### [What this task involves]
Exactly as given, repeat all of the entries.

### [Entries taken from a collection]
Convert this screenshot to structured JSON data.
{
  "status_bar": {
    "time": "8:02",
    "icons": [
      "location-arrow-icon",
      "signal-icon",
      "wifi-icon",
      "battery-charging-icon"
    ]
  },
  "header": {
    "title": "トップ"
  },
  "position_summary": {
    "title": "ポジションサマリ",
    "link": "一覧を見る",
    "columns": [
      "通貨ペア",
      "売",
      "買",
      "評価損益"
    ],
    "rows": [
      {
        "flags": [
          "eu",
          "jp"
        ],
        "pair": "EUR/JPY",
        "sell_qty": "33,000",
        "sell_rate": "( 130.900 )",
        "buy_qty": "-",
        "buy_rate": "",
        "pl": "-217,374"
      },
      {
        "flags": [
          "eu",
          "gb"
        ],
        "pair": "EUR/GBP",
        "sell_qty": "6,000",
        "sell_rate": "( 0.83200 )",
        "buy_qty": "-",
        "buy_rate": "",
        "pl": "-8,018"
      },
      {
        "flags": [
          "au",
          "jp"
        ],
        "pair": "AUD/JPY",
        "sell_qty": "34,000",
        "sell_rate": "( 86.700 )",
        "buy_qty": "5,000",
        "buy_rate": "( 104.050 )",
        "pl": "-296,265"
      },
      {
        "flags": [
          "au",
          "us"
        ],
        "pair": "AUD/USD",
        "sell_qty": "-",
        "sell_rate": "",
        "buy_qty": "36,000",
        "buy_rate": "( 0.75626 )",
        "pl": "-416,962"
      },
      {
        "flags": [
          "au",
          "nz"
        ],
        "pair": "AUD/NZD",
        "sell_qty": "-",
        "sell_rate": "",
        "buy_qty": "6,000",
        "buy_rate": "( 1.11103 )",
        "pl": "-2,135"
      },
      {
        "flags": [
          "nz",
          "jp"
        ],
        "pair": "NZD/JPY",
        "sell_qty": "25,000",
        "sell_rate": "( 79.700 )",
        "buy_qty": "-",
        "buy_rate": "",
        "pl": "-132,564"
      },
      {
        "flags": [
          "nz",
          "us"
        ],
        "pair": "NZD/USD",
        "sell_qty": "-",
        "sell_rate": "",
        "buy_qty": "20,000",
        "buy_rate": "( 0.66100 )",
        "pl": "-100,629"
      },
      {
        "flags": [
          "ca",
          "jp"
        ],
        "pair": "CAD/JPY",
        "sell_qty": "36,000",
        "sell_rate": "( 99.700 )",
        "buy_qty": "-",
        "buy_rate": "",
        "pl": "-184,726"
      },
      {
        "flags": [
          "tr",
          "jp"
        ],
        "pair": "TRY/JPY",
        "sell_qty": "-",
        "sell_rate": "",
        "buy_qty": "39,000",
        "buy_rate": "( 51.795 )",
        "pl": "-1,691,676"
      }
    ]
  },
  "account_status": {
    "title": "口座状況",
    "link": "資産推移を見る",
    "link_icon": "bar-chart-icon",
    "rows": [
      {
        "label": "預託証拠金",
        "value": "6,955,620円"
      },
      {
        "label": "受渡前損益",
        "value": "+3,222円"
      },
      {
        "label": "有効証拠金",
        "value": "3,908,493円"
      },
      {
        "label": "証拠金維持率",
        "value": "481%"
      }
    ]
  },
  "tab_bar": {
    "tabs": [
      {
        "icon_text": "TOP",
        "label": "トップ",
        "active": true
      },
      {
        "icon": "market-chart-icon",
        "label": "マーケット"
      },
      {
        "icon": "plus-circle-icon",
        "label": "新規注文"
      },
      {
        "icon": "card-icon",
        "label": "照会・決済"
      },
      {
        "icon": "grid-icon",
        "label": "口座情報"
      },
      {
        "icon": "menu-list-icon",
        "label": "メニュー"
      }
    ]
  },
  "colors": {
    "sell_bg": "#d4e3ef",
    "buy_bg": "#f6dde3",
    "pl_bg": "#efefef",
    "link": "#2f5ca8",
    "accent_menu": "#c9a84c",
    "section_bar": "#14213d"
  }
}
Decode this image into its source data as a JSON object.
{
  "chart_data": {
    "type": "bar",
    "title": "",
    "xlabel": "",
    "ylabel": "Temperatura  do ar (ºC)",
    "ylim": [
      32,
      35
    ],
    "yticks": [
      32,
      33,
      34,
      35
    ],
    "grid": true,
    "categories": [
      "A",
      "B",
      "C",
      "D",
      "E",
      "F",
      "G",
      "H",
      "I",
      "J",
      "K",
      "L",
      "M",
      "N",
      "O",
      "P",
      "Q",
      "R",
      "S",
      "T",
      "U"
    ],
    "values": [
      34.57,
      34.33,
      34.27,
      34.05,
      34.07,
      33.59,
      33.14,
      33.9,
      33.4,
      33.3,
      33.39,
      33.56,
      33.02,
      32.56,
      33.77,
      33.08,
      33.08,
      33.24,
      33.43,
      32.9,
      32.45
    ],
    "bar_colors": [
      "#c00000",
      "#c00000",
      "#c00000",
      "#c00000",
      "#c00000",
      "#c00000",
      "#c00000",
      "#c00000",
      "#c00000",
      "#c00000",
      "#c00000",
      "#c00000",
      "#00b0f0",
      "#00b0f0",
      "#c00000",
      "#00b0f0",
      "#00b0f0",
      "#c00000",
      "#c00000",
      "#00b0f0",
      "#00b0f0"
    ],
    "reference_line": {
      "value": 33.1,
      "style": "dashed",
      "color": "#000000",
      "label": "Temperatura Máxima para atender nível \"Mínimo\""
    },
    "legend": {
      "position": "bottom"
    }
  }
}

### [Complete answer]
Convert this screenshot to structured JSON data.
{
  "status_bar": {
    "time": "8:02",
    "icons": [
      "location-arrow-icon",
      "signal-icon",
      "wifi-icon",
      "battery-charging-icon"
    ]
  },
  "header": {
    "title": "トップ"
  },
  "position_summary": {
    "title": "ポジションサマリ",
    "link": "一覧を見る",
    "columns": [
      "通貨ペア",
      "売",
      "買",
      "評価損益"
    ],
    "rows": [
      {
        "flags": [
          "eu",
          "jp"
        ],
        "pair": "EUR/JPY",
        "sell_qty": "33,000",
        "sell_rate": "( 130.900 )",
        "buy_qty": "-",
        "buy_rate": "",
        "pl": "-217,374"
      },
      {
        "flags": [
          "eu",
          "gb"
        ],
        "pair": "EUR/GBP",
        "sell_qty": "6,000",
        "sell_rate": "( 0.83200 )",
        "buy_qty": "-",
        "buy_rate": "",
        "pl": "-8,018"
      },
      {
        "flags": [
          "au",
          "jp"
        ],
        "pair": "AUD/JPY",
        "sell_qty": "34,000",
        "sell_rate": "( 86.700 )",
        "buy_qty": "5,000",
        "buy_rate": "( 104.050 )",
        "pl": "-296,265"
      },
      {
        "flags": [
          "au",
          "us"
        ],
        "pair": "AUD/USD",
        "sell_qty": "-",
        "sell_rate": "",
        "buy_qty": "36,000",
        "buy_rate": "( 0.75626 )",
        "pl": "-416,962"
      },
      {
        "flags": [
          "au",
          "nz"
        ],
        "pair": "AUD/NZD",
        "sell_qty": "-",
        "sell_rate": "",
        "buy_qty": "6,000",
        "buy_rate": "( 1.11103 )",
        "pl": "-2,135"
      },
      {
        "flags": [
          "nz",
          "jp"
        ],
        "pair": "NZD/JPY",
        "sell_qty": "25,000",
        "sell_rate": "( 79.700 )",
        "buy_qty": "-",
        "buy_rate": "",
        "pl": "-132,564"
      },
      {
        "flags": [
          "nz",
          "us"
        ],
        "pair": "NZD/USD",
        "sell_qty": "-",
        "sell_rate": "",
        "buy_qty": "20,000",
        "buy_rate": "( 0.66100 )",
        "pl": "-100,629"
      },
      {
        "flags": [
          "ca",
          "jp"
        ],
        "pair": "CAD/JPY",
        "sell_qty": "36,000",
        "sell_rate": "( 99.700 )",
        "buy_qty": "-",
        "buy_rate": "",
        "pl": "-184,726"
      },
      {
        "flags": [
          "tr",
          "jp"
        ],
        "pair": "TRY/JPY",
        "sell_qty": "-",
        "sell_rate": "",
        "buy_qty": "39,000",
        "buy_rate": "( 51.795 )",
        "pl": "-1,691,676"
      }
    ]
  },
  "account_status": {
    "title": "口座状況",
    "link": "資産推移を見る",
    "link_icon": "bar-chart-icon",
    "rows": [
      {
        "label": "預託証拠金",
        "value": "6,955,620円"
      },
      {
        "label": "受渡前損益",
        "value": "+3,222円"
      },
      {
        "label": "有効証拠金",
        "value": "3,908,493円"
      },
      {
        "label": "証拠金維持率",
        "value": "481%"
      }
    ]
  },
  "tab_bar": {
    "tabs": [
      {
        "icon_text": "TOP",
        "label": "トップ",
        "active": true
      },
      {
        "icon": "market-chart-icon",
        "label": "マーケット"
      },
      {
        "icon": "plus-circle-icon",
        "label": "新規注文"
      },
      {
        "icon": "card-icon",
        "label": "照会・決済"
      },
      {
        "icon": "grid-icon",
        "label": "口座情報"
      },
      {
        "icon": "menu-list-icon",
        "label": "メニュー"
      }
    ]
  },
  "colors": {
    "sell_bg": "#d4e3ef",
    "buy_bg": "#f6dde3",
    "pl_bg": "#efefef",
    "link": "#2f5ca8",
    "accent_menu": "#c9a84c",
    "section_bar": "#14213d"
  }
}
Decode this image into its source data as a JSON object.
{
  "chart_data": {
    "type": "bar",
    "title": "",
    "xlabel": "",
    "ylabel": "Temperatura  do ar (ºC)",
    "ylim": [
      32,
      35
    ],
    "yticks": [
      32,
      33,
      34,
      35
    ],
    "grid": true,
    "categories": [
      "A",
      "B",
      "C",
      "D",
      "E",
      "F",
      "G",
      "H",
      "I",
      "J",
      "K",
      "L",
      "M",
      "N",
      "O",
      "P",
      "Q",
      "R",
      "S",
      "T",
      "U"
    ],
    "values": [
      34.57,
      34.33,
      34.27,
      34.05,
      34.07,
      33.59,
      33.14,
      33.9,
      33.4,
      33.3,
      33.39,
      33.56,
      33.02,
      32.56,
      33.77,
      33.08,
      33.08,
      33.24,
      33.43,
      32.9,
      32.45
    ],
    "bar_colors": [
      "#c00000",
      "#c00000",
      "#c00000",
      "#c00000",
      "#c00000",
      "#c00000",
      "#c00000",
      "#c00000",
      "#c00000",
      "#c00000",
      "#c00000",
      "#c00000",
      "#00b0f0",
      "#00b0f0",
      "#c00000",
      "#00b0f0",
      "#00b0f0",
      "#c00000",
      "#c00000",
      "#00b0f0",
      "#00b0f0"
    ],
    "reference_line": {
      "value": 33.1,
      "style": "dashed",
      "color": "#000000",
      "label": "Temperatura Máxima para atender nível \"Mínimo\""
    },
    "legend": {
      "position": "bottom"
    }
  }
}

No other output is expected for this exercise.